What the task asks:
Search the entries below for the word "track" and copy each line that has it.
*** The records ***
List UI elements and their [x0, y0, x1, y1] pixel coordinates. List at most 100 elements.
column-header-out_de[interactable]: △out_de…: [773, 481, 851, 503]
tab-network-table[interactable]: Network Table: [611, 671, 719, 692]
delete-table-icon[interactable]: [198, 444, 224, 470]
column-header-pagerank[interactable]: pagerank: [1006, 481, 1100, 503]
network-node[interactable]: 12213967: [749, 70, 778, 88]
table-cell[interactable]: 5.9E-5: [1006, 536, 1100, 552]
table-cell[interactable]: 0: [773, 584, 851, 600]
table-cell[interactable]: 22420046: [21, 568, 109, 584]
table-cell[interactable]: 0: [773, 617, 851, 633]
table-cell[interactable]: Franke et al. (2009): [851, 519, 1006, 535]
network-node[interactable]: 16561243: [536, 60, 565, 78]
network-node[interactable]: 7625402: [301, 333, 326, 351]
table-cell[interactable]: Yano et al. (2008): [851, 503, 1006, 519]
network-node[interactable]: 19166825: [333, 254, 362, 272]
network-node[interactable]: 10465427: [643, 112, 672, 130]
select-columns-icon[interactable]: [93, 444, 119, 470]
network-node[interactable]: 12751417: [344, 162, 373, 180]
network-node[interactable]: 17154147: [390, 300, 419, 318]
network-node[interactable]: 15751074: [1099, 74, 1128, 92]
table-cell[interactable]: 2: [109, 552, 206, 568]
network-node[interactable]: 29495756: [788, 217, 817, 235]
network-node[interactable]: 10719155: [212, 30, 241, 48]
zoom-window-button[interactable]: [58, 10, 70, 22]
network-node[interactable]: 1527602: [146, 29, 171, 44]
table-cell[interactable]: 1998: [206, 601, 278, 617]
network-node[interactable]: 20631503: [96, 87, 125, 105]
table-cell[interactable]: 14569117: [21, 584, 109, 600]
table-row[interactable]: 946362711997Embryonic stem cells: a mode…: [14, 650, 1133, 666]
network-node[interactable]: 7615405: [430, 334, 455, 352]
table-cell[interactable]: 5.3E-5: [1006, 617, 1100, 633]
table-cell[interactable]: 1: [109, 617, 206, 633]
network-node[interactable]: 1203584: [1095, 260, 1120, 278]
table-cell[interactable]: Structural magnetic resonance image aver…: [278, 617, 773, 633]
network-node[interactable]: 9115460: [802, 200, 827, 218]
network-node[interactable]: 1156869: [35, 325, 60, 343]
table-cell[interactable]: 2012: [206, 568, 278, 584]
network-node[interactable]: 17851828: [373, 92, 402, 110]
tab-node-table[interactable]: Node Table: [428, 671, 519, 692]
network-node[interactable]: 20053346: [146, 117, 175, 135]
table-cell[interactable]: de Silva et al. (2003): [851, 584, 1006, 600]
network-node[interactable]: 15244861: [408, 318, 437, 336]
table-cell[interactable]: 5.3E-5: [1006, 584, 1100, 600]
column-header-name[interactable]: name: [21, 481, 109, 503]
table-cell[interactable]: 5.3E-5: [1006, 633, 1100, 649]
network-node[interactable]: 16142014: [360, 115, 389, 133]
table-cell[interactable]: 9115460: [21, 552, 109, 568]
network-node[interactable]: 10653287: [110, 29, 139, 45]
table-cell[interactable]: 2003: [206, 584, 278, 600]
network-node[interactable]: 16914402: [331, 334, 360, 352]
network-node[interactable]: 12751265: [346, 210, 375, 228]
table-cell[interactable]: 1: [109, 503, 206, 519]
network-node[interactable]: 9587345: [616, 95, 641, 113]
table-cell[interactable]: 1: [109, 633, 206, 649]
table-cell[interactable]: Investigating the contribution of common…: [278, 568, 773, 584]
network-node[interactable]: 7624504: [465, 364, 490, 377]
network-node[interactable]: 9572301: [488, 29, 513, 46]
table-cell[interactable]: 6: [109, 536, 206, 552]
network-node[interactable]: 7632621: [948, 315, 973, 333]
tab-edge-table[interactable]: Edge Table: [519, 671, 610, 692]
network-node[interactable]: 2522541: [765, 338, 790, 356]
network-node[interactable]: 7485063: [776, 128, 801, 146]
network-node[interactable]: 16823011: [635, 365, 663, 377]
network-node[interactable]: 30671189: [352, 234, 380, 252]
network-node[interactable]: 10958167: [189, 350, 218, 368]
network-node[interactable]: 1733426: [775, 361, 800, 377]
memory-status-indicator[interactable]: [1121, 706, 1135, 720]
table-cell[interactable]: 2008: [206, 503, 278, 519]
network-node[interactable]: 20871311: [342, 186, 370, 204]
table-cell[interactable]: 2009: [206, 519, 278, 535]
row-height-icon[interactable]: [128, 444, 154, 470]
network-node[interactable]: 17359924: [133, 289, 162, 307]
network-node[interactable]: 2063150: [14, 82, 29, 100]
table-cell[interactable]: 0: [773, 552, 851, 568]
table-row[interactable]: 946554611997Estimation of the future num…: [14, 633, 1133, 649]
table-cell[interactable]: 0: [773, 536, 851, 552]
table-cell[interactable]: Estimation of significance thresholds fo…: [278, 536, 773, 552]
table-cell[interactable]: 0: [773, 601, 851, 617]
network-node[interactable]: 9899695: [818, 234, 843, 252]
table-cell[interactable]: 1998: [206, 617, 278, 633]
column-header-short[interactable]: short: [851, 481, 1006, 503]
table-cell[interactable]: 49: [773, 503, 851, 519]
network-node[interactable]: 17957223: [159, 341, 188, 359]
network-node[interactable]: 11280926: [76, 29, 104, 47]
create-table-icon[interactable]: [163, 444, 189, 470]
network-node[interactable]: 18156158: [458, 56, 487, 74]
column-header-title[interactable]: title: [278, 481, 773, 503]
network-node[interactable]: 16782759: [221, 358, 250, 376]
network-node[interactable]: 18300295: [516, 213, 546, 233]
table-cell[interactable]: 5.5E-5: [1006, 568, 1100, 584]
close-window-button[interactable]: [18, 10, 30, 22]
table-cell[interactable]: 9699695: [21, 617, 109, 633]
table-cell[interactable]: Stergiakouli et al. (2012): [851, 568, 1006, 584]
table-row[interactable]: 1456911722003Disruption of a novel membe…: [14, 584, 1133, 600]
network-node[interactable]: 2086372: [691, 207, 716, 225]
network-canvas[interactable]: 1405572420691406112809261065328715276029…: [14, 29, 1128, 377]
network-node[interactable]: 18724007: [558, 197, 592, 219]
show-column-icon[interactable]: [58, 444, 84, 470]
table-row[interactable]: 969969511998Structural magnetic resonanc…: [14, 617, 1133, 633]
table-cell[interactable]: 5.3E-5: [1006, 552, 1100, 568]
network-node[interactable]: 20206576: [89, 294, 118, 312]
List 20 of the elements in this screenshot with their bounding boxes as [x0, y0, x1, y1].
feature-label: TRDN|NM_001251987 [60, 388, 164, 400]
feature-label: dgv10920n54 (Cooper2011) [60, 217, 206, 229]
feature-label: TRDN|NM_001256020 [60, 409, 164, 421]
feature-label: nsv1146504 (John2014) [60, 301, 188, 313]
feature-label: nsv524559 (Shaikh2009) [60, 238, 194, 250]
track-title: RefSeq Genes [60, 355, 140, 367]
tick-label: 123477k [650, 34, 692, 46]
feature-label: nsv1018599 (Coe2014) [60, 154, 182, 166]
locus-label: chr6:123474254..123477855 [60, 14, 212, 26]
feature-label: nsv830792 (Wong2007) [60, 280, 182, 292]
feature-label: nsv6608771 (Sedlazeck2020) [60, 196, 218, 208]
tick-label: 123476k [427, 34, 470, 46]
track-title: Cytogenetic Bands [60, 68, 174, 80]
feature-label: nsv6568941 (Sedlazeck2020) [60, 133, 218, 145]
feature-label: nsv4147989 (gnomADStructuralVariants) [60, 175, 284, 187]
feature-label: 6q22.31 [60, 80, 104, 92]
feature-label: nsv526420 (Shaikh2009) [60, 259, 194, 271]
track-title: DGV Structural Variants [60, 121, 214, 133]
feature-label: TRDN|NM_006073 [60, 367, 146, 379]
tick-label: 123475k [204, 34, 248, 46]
***
Completed task:
track-title: RefSeq Genes [60, 355, 140, 367]
track-title: Cytogenetic Bands [60, 68, 174, 80]
track-title: DGV Structural Variants [60, 121, 214, 133]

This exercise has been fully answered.